Source records:
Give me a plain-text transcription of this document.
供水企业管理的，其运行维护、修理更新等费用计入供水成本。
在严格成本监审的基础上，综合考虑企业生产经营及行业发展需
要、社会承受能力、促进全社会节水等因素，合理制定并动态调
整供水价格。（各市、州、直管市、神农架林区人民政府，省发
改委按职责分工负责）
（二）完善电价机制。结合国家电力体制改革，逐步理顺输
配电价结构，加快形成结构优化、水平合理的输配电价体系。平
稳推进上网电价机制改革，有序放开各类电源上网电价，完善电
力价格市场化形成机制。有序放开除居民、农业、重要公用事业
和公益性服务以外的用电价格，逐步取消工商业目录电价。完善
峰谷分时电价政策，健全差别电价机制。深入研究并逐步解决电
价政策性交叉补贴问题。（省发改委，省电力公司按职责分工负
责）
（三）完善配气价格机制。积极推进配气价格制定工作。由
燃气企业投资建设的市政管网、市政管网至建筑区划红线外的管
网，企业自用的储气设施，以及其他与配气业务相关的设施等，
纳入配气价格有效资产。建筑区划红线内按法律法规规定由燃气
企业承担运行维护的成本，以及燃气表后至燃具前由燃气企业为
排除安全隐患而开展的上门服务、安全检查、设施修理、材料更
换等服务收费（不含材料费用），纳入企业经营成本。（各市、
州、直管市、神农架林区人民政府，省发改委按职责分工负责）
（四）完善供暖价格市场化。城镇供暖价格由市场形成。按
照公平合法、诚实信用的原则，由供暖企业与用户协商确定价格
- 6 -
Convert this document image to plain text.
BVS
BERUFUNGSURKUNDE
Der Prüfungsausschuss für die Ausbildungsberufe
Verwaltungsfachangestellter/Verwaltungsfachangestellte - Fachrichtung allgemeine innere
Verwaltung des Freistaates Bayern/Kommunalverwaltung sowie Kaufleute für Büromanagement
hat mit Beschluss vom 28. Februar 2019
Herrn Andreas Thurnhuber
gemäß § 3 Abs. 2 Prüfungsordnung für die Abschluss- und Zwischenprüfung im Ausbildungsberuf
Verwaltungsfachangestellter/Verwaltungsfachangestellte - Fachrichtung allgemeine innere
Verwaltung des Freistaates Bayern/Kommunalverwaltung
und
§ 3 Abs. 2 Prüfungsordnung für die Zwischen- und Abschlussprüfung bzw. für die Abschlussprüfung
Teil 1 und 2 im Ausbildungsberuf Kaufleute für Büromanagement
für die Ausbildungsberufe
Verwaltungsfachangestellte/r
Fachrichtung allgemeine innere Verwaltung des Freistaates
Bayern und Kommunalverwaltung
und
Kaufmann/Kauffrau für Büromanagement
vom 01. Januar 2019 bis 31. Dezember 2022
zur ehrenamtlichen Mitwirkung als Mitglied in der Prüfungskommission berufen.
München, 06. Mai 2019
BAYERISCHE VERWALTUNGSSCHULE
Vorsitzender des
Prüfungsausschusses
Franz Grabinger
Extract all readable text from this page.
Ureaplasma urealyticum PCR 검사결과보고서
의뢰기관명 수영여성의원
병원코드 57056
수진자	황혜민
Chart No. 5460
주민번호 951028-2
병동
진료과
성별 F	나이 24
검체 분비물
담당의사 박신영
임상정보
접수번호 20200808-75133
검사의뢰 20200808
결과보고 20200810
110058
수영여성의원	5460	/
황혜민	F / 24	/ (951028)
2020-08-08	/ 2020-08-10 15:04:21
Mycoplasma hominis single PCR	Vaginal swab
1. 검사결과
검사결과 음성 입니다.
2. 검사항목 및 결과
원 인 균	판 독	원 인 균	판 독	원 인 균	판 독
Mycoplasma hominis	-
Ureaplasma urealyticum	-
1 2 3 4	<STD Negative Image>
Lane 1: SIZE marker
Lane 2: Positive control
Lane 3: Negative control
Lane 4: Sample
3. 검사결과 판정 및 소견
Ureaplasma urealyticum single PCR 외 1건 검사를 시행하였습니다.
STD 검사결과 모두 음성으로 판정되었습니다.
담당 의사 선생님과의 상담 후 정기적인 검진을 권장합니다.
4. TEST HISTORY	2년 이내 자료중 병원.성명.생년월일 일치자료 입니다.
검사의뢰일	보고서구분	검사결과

(WHAT IS NEEDED) Send back all of the entries exactly, with nothing missing.

(FINISHED TASK)
Give me a plain-text transcription of this document.
供水企业管理的，其运行维护、修理更新等费用计入供水成本。
在严格成本监审的基础上，综合考虑企业生产经营及行业发展需
要、社会承受能力、促进全社会节水等因素，合理制定并动态调
整供水价格。（各市、州、直管市、神农架林区人民政府，省发
改委按职责分工负责）
（二）完善电价机制。结合国家电力体制改革，逐步理顺输
配电价结构，加快形成结构优化、水平合理的输配电价体系。平
稳推进上网电价机制改革，有序放开各类电源上网电价，完善电
力价格市场化形成机制。有序放开除居民、农业、重要公用事业
和公益性服务以外的用电价格，逐步取消工商业目录电价。完善
峰谷分时电价政策，健全差别电价机制。深入研究并逐步解决电
价政策性交叉补贴问题。（省发改委，省电力公司按职责分工负
责）
（三）完善配气价格机制。积极推进配气价格制定工作。由
燃气企业投资建设的市政管网、市政管网至建筑区划红线外的管
网，企业自用的储气设施，以及其他与配气业务相关的设施等，
纳入配气价格有效资产。建筑区划红线内按法律法规规定由燃气
企业承担运行维护的成本，以及燃气表后至燃具前由燃气企业为
排除安全隐患而开展的上门服务、安全检查、设施修理、材料更
换等服务收费（不含材料费用），纳入企业经营成本。（各市、
州、直管市、神农架林区人民政府，省发改委按职责分工负责）
（四）完善供暖价格市场化。城镇供暖价格由市场形成。按
照公平合法、诚实信用的原则，由供暖企业与用户协商确定价格
- 6 -
Convert this document image to plain text.
BVS
BERUFUNGSURKUNDE
Der Prüfungsausschuss für die Ausbildungsberufe
Verwaltungsfachangestellter/Verwaltungsfachangestellte - Fachrichtung allgemeine innere
Verwaltung des Freistaates Bayern/Kommunalverwaltung sowie Kaufleute für Büromanagement
hat mit Beschluss vom 28. Februar 2019
Herrn Andreas Thurnhuber
gemäß § 3 Abs. 2 Prüfungsordnung für die Abschluss- und Zwischenprüfung im Ausbildungsberuf
Verwaltungsfachangestellter/Verwaltungsfachangestellte - Fachrichtung allgemeine innere
Verwaltung des Freistaates Bayern/Kommunalverwaltung
und
§ 3 Abs. 2 Prüfungsordnung für die Zwischen- und Abschlussprüfung bzw. für die Abschlussprüfung
Teil 1 und 2 im Ausbildungsberuf Kaufleute für Büromanagement
für die Ausbildungsberufe
Verwaltungsfachangestellte/r
Fachrichtung allgemeine innere Verwaltung des Freistaates
Bayern und Kommunalverwaltung
und
Kaufmann/Kauffrau für Büromanagement
vom 01. Januar 2019 bis 31. Dezember 2022
zur ehrenamtlichen Mitwirkung als Mitglied in der Prüfungskommission berufen.
München, 06. Mai 2019
BAYERISCHE VERWALTUNGSSCHULE
Vorsitzender des
Prüfungsausschusses
Franz Grabinger
Extract all readable text from this page.
Ureaplasma urealyticum PCR 검사결과보고서
의뢰기관명 수영여성의원
병원코드 57056
수진자	황혜민
Chart No. 5460
주민번호 951028-2
병동
진료과
성별 F	나이 24
검체 분비물
담당의사 박신영
임상정보
접수번호 20200808-75133
검사의뢰 20200808
결과보고 20200810
110058
수영여성의원	5460	/
황혜민	F / 24	/ (951028)
2020-08-08	/ 2020-08-10 15:04:21
Mycoplasma hominis single PCR	Vaginal swab
1. 검사결과
검사결과 음성 입니다.
2. 검사항목 및 결과
원 인 균	판 독	원 인 균	판 독	원 인 균	판 독
Mycoplasma hominis	-
Ureaplasma urealyticum	-
1 2 3 4	<STD Negative Image>
Lane 1: SIZE marker
Lane 2: Positive control
Lane 3: Negative control
Lane 4: Sample
3. 검사결과 판정 및 소견
Ureaplasma urealyticum single PCR 외 1건 검사를 시행하였습니다.
STD 검사결과 모두 음성으로 판정되었습니다.
담당 의사 선생님과의 상담 후 정기적인 검진을 권장합니다.
4. TEST HISTORY	2년 이내 자료중 병원.성명.생년월일 일치자료 입니다.
검사의뢰일	보고서구분	검사결과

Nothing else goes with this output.